• _Aufgabenliste_
• A. Prüfe, ob die folgenden Aussagen mit dem Text über die IHK-Vollversammlung übereinstimmen, und belege jede Antwort mit den entscheidenden Wörtern des Textes: (i) Die Sommersitzung fand in der IHK Akademie Westerham statt. (ii) Während der Sitzung zog ein Gewitter auf. (iii) Laut Lutz ist China das Importland Nummer eins.
• B. Gib aus dem Text über die IHK-Vollversammlung den Abschnitt von „Es war wirklich“ bis „bleibt der Stimmungsaufschwung?“ wortgetreu wieder.
• C. Setze den Text über die IHK-Vollversammlung im Anschluss an seinen letzten Satz fort.

• _Vorliegender Textauszug_

Die IHK-Vollversammlung diskutiert über Stromsteuer-Frust und Investitionsbooster – und gibt ein deutliches Signal für Münchens Olympiabewerbung.

Von Martin Armbruster, IHK-Magazin 09/2025

Es war wirklich Sommer auf der Sommersitzung der IHK-Vollversammlung Anfang Juli in der IHK Akademie Westerham: brutwarm, gelegentlich ein heißes Lüftchen, zum Glück kein Gewitter. Was die Sommeridylle trübte, war die Lage der Wirtschaft. Holzwerk-Chefin und IHK-Vizepräsidentin Ingrid Obermeier-Osl sagte, den Firmen gehe es schlecht. Das sei überall zu spüren. Während sich die Unternehmer beim Kaffee unterhielten, diskutierten in Berlin Journalisten die Frage: Wo bleibt der Stimmungsaufschwung?

Von dem war auf der Vollversammlung wenig zu spüren. IHK-Präsident Klaus Josef Lutz erklärte, man müsse schon älter sein, um erlebt zu haben, dass in diesem Land wirklich etwas vorangegangen sei. Er erinnerte an die Pioniertat von CSU-Übervater Franz Josef Strauß, dem Chinas Staatspräsident Mao Zedong als erstem Deutschen eine Audienz gewährt hatte. 50 Jahre ist das schon her. „Damals war das eine Sensation“, sagte Lutz. Davon zehre Bayerns Wirtschaft bis heute. China sei das Importland Nummer eins.

• _Datenauszüge_
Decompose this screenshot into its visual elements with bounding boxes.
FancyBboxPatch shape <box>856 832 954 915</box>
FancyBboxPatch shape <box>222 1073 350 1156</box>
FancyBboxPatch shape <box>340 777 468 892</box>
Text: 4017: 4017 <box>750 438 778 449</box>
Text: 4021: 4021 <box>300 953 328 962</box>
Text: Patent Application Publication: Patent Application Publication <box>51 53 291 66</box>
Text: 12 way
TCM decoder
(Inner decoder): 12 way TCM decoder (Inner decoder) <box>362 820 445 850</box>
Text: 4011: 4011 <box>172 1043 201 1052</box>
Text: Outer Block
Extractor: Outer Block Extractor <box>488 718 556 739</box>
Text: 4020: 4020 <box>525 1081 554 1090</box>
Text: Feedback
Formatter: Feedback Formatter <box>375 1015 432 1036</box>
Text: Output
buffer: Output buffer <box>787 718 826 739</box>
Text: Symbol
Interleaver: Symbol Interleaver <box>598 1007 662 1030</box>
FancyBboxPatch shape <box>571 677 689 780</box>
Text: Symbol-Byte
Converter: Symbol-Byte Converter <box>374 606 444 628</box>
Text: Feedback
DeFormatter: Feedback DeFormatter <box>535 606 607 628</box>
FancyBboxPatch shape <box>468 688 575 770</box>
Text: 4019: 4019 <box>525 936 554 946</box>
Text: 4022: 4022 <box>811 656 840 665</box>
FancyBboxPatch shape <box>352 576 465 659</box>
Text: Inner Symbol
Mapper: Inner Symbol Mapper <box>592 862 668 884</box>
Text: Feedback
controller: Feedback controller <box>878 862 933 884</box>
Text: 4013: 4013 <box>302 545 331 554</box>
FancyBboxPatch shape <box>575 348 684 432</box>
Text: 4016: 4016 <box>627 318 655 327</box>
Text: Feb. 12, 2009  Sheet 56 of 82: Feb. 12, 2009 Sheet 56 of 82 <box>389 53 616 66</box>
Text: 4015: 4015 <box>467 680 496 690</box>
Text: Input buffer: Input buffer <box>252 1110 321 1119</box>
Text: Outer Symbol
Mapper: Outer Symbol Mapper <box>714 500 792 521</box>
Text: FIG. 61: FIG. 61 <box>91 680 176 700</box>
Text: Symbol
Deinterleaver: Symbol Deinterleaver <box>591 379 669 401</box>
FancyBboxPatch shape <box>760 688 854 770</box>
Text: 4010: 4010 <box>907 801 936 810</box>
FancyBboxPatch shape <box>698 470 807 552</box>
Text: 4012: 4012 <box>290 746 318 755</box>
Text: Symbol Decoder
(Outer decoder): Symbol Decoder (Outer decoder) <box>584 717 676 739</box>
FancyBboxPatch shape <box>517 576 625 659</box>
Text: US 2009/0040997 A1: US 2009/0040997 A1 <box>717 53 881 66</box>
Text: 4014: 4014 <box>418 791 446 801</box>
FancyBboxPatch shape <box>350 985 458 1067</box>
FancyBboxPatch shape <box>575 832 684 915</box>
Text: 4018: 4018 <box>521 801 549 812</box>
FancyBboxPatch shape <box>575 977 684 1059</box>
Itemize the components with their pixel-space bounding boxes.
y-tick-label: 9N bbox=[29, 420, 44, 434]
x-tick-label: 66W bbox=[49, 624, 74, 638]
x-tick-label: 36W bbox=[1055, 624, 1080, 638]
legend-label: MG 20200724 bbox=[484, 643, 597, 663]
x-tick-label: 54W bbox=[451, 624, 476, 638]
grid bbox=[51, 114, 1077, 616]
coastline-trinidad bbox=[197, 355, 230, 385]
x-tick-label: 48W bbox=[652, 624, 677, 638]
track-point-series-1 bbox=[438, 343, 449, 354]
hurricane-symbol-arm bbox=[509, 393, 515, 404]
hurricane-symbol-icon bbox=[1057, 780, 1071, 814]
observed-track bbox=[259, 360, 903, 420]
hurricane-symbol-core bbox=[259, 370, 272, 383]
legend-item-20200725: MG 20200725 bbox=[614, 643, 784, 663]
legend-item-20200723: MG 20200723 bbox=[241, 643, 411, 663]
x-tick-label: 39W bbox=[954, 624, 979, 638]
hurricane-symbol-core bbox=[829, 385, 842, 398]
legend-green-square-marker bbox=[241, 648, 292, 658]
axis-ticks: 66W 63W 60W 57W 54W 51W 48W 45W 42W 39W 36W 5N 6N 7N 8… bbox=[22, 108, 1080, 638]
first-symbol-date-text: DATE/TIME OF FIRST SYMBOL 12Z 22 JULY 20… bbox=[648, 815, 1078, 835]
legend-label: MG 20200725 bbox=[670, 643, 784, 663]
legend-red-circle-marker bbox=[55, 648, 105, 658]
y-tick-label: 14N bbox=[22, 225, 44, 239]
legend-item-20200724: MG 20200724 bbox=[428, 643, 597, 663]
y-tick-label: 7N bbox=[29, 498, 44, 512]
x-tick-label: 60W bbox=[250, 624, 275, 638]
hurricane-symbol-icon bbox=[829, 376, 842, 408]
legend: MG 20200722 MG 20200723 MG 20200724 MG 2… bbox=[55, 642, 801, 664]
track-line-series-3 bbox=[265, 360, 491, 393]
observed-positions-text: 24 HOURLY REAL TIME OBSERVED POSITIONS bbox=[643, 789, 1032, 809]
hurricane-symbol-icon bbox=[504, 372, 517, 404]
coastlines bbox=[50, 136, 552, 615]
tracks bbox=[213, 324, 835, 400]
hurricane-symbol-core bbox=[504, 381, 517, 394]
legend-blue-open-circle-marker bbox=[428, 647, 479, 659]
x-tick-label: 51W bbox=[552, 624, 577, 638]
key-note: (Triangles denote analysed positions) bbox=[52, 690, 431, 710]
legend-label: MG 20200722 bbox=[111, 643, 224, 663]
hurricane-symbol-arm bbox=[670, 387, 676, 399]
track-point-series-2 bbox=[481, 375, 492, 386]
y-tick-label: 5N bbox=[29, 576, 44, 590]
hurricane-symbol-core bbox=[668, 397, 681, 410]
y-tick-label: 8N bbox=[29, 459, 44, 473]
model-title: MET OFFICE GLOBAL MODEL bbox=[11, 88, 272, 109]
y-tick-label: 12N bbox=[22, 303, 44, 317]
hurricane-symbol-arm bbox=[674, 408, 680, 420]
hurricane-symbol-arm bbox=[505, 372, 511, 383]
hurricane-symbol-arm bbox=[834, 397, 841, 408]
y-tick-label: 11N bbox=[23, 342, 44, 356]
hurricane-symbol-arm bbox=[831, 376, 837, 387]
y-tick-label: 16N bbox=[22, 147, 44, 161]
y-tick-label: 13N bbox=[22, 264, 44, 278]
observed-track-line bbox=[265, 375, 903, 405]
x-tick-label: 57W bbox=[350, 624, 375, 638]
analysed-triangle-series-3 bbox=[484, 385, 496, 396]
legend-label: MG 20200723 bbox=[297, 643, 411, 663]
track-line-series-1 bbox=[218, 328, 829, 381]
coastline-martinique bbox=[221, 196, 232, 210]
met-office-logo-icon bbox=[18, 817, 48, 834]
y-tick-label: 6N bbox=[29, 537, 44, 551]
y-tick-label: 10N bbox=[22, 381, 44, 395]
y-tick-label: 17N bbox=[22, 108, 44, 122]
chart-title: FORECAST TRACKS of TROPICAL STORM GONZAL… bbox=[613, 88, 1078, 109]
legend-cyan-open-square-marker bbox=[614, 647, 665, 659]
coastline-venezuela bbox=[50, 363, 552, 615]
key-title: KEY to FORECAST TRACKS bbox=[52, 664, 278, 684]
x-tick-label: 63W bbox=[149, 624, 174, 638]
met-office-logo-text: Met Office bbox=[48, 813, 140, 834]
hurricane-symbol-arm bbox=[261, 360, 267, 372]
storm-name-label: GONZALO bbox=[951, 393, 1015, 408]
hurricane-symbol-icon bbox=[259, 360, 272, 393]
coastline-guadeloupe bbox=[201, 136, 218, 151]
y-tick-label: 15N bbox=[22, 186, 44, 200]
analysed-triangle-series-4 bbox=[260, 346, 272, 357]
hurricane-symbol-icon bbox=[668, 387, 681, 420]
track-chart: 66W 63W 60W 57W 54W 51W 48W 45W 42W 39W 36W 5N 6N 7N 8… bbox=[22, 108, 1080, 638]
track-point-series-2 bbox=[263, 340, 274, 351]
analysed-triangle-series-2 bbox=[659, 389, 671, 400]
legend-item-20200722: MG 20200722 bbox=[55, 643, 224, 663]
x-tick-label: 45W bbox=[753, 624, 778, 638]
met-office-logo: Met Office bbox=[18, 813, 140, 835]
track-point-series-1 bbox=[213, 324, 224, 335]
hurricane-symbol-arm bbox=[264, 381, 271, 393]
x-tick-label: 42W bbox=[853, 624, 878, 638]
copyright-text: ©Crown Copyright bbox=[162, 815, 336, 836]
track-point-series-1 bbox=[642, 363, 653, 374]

• _Erwartete Lösungen_
• A.
(i) Ja: „Anfang Juli in der IHK Akademie Westerham“
(ii) Nein: „zum Glück kein Gewitter“
(iii) Ja: „China sei das Importland Nummer eins.“

• B.
Es war wirklich Sommer auf der Sommersitzung der IHK-Vollversammlung Anfang Juli in der IHK Akademie Westerham: brutwarm, gelegentlich ein heißes Lüftchen, zum Glück kein Gewitter. Was die Sommeridylle trübte, war die Lage der Wirtschaft. Holzwerk-Chefin und IHK-Vizepräsidentin Ingrid Obermeier-Osl sagte, den Firmen gehe es schlecht. Das sei überall zu spüren. Während sich die Unternehmer beim Kaffee unterhielten, diskutierten in Berlin Journalisten die Frage: Wo bleibt der Stimmungsaufschwung?

• C.
Olympia ´72 ein „München-Booster“

Lutz schwärmte im Rückblick von den Olympischen Spielen 1972. Die seien tatsächlich ein „Booster“ für die Entwicklung Münchens gewesen. Die Gegenwart sehe trister aus. Lutz berichtete, einige Tage zuvor habe er auf einer Sitzung der Deutschen Industrie- und Handelskammer (DIHK) in Berlin einen Stimmungseinbruch live erlebt. Zu Beginn habe er mit den Spitzen der anderen deutschen IHKs die Hoffnung geteilt, mit der neuen Bundesregierung bewege sich etwas.

Was die Hoffnung erstickte, war laut Lutz die Nachricht über den Rückzieher der Regierung bei der Stromsteuer. Union und SPD hatten im Koalitionsvertrag vereinbart, die Stromsteuer für alle auf das europäische Mindestmaß zu senken. Jetzt fehlten dafür die nötigen 5,4 Milliarden Euro. Versprechen gebrochen.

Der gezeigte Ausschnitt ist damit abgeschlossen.